■ AIM
Copy out every line in which the string "rlon" occurs.

■ DATA SHOWN

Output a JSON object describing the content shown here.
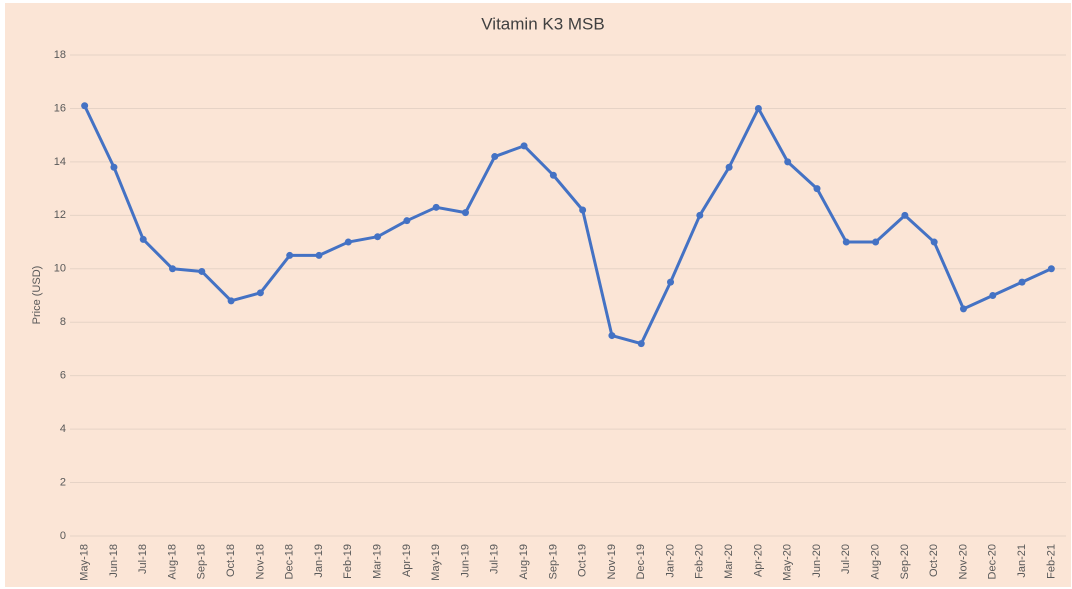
{
  "chart_data": {
    "type": "line",
    "title": "Vitamin K3 MSB",
    "y_label": "Price (USD)",
    "categories": [
      "May-18",
      "Jun-18",
      "Jul-18",
      "Aug-18",
      "Sep-18",
      "Oct-18",
      "Nov-18",
      "Dec-18",
      "Jan-19",
      "Feb-19",
      "Mar-19",
      "Apr-19",
      "May-19",
      "Jun-19",
      "Jul-19",
      "Aug-19",
      "Sep-19",
      "Oct-19",
      "Nov-19",
      "Dec-19",
      "Jan-20",
      "Feb-20",
      "Mar-20",
      "Apr-20",
      "May-20",
      "Jun-20",
      "Jul-20",
      "Aug-20",
      "Sep-20",
      "Oct-20",
      "Nov-20",
      "Dec-20",
      "Jan-21",
      "Feb-21"
    ],
    "series": [
      {
        "name": "Vitamin K3 MSB",
        "color": "#4472c4",
        "values": [
          16.1,
          13.8,
          11.1,
          10.0,
          9.9,
          8.8,
          9.1,
          10.5,
          10.5,
          11.0,
          11.2,
          11.8,
          12.3,
          12.1,
          14.2,
          14.6,
          13.5,
          12.2,
          7.5,
          7.2,
          9.5,
          12.0,
          13.8,
          16.0,
          14.0,
          13.0,
          11.0,
          11.0,
          12.0,
          11.0,
          8.5,
          9.0,
          9.5,
          10.0
        ]
      }
    ],
    "ylim": [
      0,
      18
    ],
    "yticks": [
      0,
      2,
      4,
      6,
      8,
      10,
      12,
      14,
      16,
      18
    ],
    "grid": true
  }
}
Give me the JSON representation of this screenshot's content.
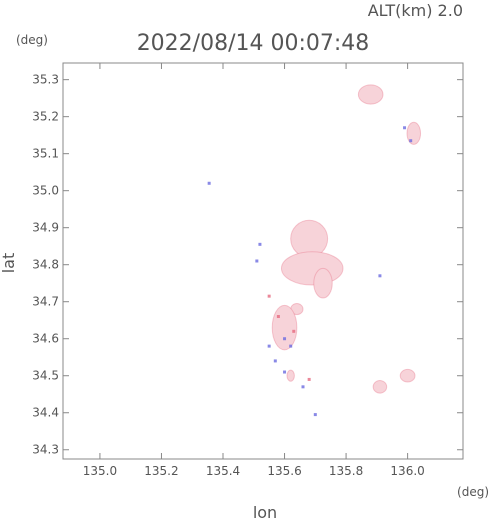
{
  "chart_data": {
    "type": "scatter",
    "title": "2022/08/14 00:07:48",
    "altitude_label": "ALT(km) 2.0",
    "xlabel": "lon",
    "ylabel": "lat",
    "x_unit": "(deg)",
    "y_unit": "(deg)",
    "xlim": [
      134.88,
      136.18
    ],
    "ylim": [
      34.275,
      35.345
    ],
    "xticks": [
      135.0,
      135.2,
      135.4,
      135.6,
      135.8,
      136.0
    ],
    "xtick_labels": [
      "135.0",
      "135.2",
      "135.4",
      "135.6",
      "135.8",
      "136.0"
    ],
    "yticks": [
      34.3,
      34.4,
      34.5,
      34.6,
      34.7,
      34.8,
      34.9,
      35.0,
      35.1,
      35.2,
      35.3
    ],
    "ytick_labels": [
      "34.3",
      "34.4",
      "34.5",
      "34.6",
      "34.7",
      "34.8",
      "34.9",
      "35.0",
      "35.1",
      "35.2",
      "35.3"
    ],
    "grid": false,
    "colors": {
      "echo_fill": "#f7d3d9",
      "echo_red": "#e66a80",
      "echo_blue": "#6c6ce0",
      "axis": "#888888",
      "text": "#555555"
    },
    "echo_areas": [
      {
        "lon": 135.88,
        "lat": 35.26,
        "rlon": 0.04,
        "rlat": 0.026
      },
      {
        "lon": 136.02,
        "lat": 35.155,
        "rlon": 0.022,
        "rlat": 0.03
      },
      {
        "lon": 135.68,
        "lat": 34.87,
        "rlon": 0.06,
        "rlat": 0.05
      },
      {
        "lon": 135.69,
        "lat": 34.79,
        "rlon": 0.1,
        "rlat": 0.045
      },
      {
        "lon": 135.725,
        "lat": 34.75,
        "rlon": 0.03,
        "rlat": 0.04
      },
      {
        "lon": 135.64,
        "lat": 34.68,
        "rlon": 0.02,
        "rlat": 0.015
      },
      {
        "lon": 135.6,
        "lat": 34.63,
        "rlon": 0.04,
        "rlat": 0.06
      },
      {
        "lon": 135.62,
        "lat": 34.5,
        "rlon": 0.012,
        "rlat": 0.015
      },
      {
        "lon": 135.91,
        "lat": 34.47,
        "rlon": 0.022,
        "rlat": 0.017
      },
      {
        "lon": 136.0,
        "lat": 34.5,
        "rlon": 0.024,
        "rlat": 0.017
      }
    ],
    "echo_spots": [
      {
        "lon": 135.355,
        "lat": 35.02,
        "c": "blue"
      },
      {
        "lon": 135.52,
        "lat": 34.855,
        "c": "blue"
      },
      {
        "lon": 135.55,
        "lat": 34.715,
        "c": "red"
      },
      {
        "lon": 135.58,
        "lat": 34.66,
        "c": "red"
      },
      {
        "lon": 135.6,
        "lat": 34.6,
        "c": "blue"
      },
      {
        "lon": 135.55,
        "lat": 34.58,
        "c": "blue"
      },
      {
        "lon": 135.63,
        "lat": 34.62,
        "c": "red"
      },
      {
        "lon": 135.62,
        "lat": 34.58,
        "c": "blue"
      },
      {
        "lon": 135.57,
        "lat": 34.54,
        "c": "blue"
      },
      {
        "lon": 135.6,
        "lat": 34.51,
        "c": "blue"
      },
      {
        "lon": 135.66,
        "lat": 34.47,
        "c": "blue"
      },
      {
        "lon": 135.68,
        "lat": 34.49,
        "c": "red"
      },
      {
        "lon": 135.7,
        "lat": 34.395,
        "c": "blue"
      },
      {
        "lon": 135.91,
        "lat": 34.77,
        "c": "blue"
      },
      {
        "lon": 135.51,
        "lat": 34.81,
        "c": "blue"
      },
      {
        "lon": 135.99,
        "lat": 35.17,
        "c": "blue"
      },
      {
        "lon": 136.01,
        "lat": 35.135,
        "c": "blue"
      }
    ]
  }
}
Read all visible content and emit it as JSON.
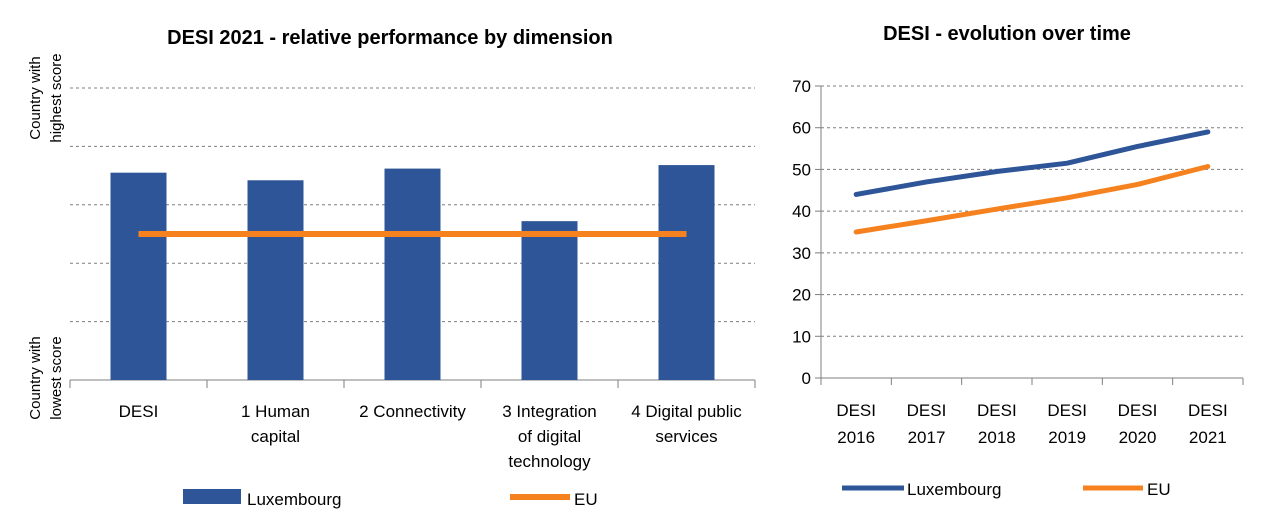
{
  "colors": {
    "luxembourg": "#2e5597",
    "eu": "#f5821f",
    "grid": "#7f7f7f",
    "axis": "#7f7f7f",
    "text": "#000000"
  },
  "chart_data": [
    {
      "type": "bar",
      "title": "DESI 2021 -  relative performance by dimension",
      "ylabel_top": "Country with highest score",
      "ylabel_bottom": "Country with lowest score",
      "categories": [
        [
          "DESI"
        ],
        [
          "1 Human",
          "capital"
        ],
        [
          "2 Connectivity"
        ],
        [
          "3 Integration",
          "of digital",
          "technology"
        ],
        [
          "4 Digital public",
          "services"
        ]
      ],
      "ylim": [
        0,
        5
      ],
      "grid": true,
      "legend_position": "bottom",
      "series": [
        {
          "name": "Luxembourg",
          "kind": "bar",
          "values": [
            3.55,
            3.42,
            3.62,
            2.72,
            3.68
          ]
        },
        {
          "name": "EU",
          "kind": "line",
          "values": [
            2.5,
            2.5,
            2.5,
            2.5,
            2.5
          ]
        }
      ]
    },
    {
      "type": "line",
      "title": "DESI - evolution over time",
      "x": [
        [
          "DESI",
          "2016"
        ],
        [
          "DESI",
          "2017"
        ],
        [
          "DESI",
          "2018"
        ],
        [
          "DESI",
          "2019"
        ],
        [
          "DESI",
          "2020"
        ],
        [
          "DESI",
          "2021"
        ]
      ],
      "ylim": [
        0,
        70
      ],
      "yticks": [
        "0",
        "10",
        "20",
        "30",
        "40",
        "50",
        "60",
        "70"
      ],
      "grid": true,
      "legend_position": "bottom",
      "series": [
        {
          "name": "Luxembourg",
          "values": [
            44,
            47,
            49.5,
            51.5,
            55.5,
            59
          ]
        },
        {
          "name": "EU",
          "values": [
            35,
            37.7,
            40.5,
            43.2,
            46.4,
            50.7
          ]
        }
      ]
    }
  ]
}
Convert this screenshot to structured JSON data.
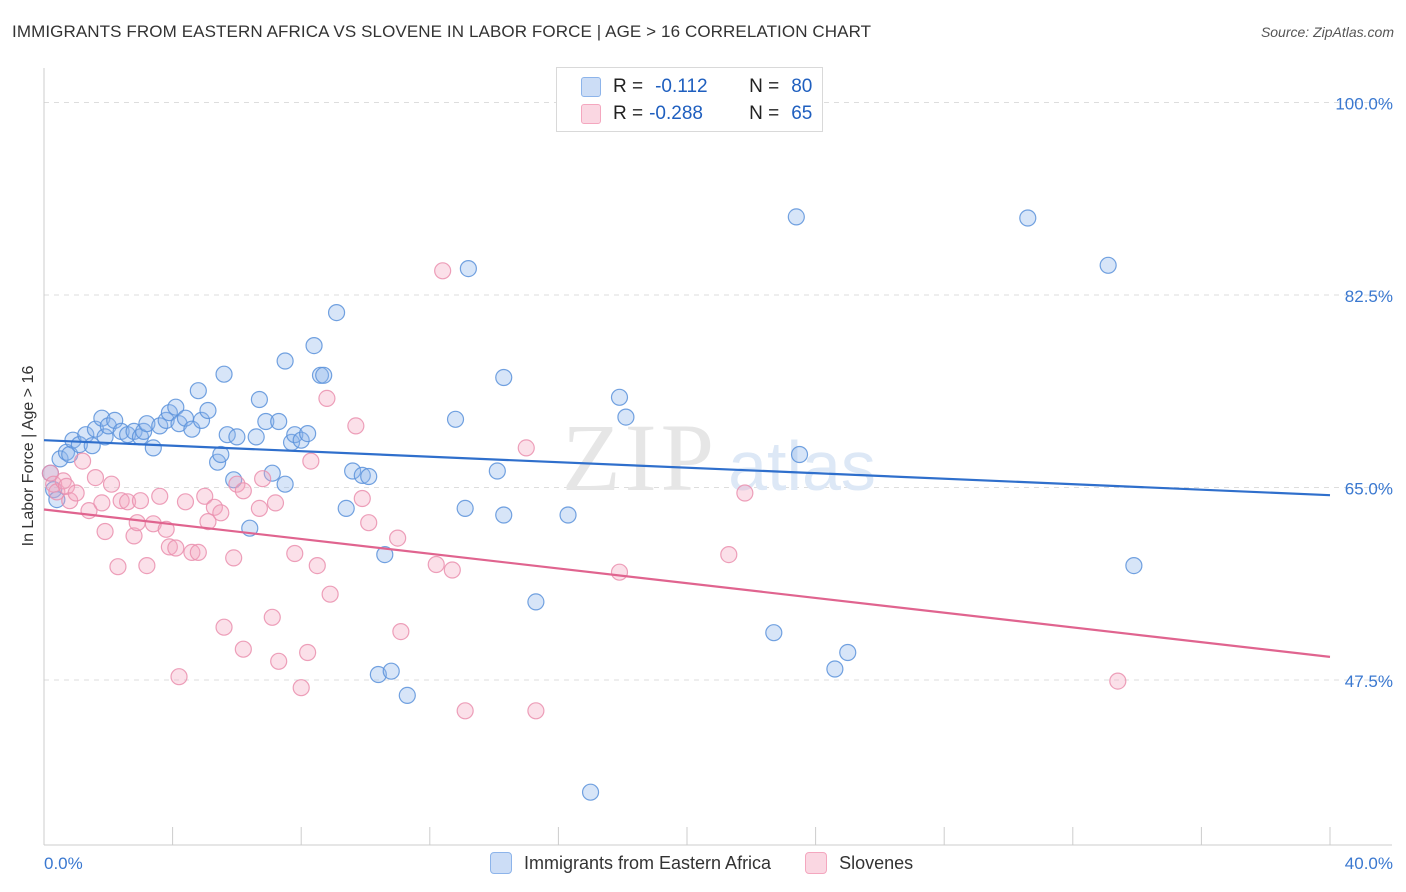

■ WRITTEN SOLUTION
        "rlon": 0.04,
        "rlon": 0.022,
        "rlon": 0.06,
        "rlon": 0.1,
        "rlon": 0.03,
        "rlon": 0.02,
        "rlon": 0.04,
        "rlon": 0.012,
        "rlon": 0.022,
        "rlon": 0.024,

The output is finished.